--- START ---

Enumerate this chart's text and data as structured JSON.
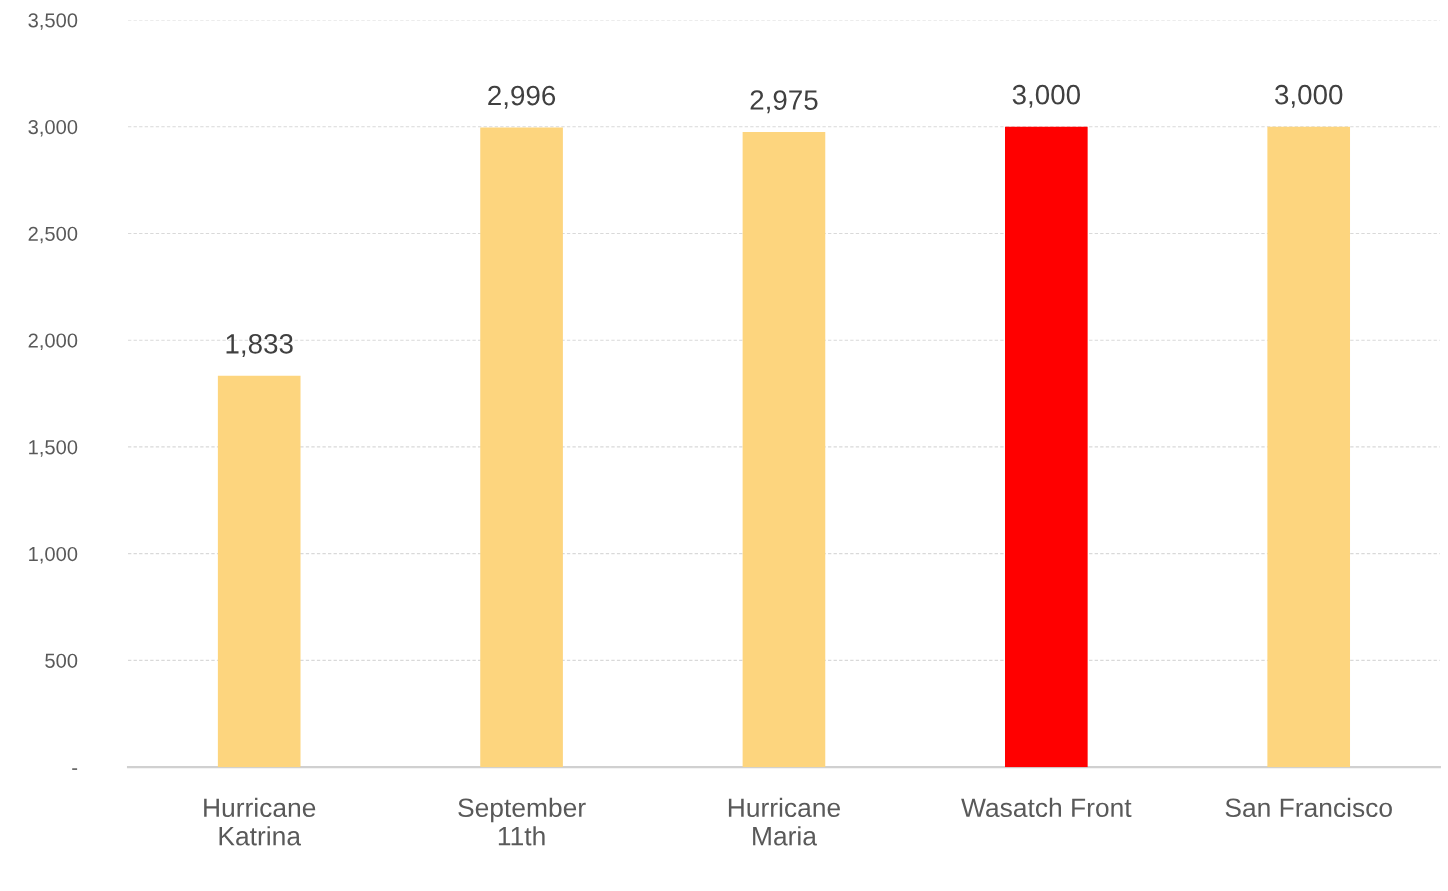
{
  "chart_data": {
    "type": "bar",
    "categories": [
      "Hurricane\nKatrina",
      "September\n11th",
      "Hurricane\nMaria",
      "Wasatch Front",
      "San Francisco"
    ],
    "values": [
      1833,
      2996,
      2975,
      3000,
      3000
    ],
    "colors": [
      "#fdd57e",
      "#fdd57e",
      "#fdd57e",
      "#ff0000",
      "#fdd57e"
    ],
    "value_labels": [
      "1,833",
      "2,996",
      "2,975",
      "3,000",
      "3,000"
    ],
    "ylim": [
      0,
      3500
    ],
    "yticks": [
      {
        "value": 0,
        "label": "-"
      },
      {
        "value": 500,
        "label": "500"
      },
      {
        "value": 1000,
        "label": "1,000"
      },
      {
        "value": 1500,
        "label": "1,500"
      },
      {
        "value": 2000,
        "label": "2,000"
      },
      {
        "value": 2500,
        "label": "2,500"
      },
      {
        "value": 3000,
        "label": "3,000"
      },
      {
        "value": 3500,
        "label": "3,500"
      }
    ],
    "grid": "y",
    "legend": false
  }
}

--- END ---
--- START ---

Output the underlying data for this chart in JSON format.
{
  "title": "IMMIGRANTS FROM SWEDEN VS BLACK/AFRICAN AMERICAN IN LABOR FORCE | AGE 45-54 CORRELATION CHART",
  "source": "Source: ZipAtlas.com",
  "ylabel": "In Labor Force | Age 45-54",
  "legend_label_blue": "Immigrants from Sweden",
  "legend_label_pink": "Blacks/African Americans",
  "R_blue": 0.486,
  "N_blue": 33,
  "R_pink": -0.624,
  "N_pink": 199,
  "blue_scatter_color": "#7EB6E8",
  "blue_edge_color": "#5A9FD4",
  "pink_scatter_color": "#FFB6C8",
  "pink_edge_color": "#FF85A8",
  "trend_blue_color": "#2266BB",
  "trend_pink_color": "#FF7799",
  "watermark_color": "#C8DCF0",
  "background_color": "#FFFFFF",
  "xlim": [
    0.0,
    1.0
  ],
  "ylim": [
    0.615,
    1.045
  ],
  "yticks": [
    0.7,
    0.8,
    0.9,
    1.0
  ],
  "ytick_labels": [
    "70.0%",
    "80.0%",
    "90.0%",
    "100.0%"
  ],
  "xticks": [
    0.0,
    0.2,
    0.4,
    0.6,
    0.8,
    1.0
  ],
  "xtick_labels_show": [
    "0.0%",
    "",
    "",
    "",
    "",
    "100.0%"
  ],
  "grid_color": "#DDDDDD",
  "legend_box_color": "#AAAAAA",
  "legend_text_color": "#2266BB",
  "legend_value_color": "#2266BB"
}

--- END ---

(SHORT TASK): Pick out the lines above that hold the string "this" and show them.

(FINISHED TASK):
Enumerate this chart's text and data as structured JSON.
Output the underlying data for this chart in JSON format.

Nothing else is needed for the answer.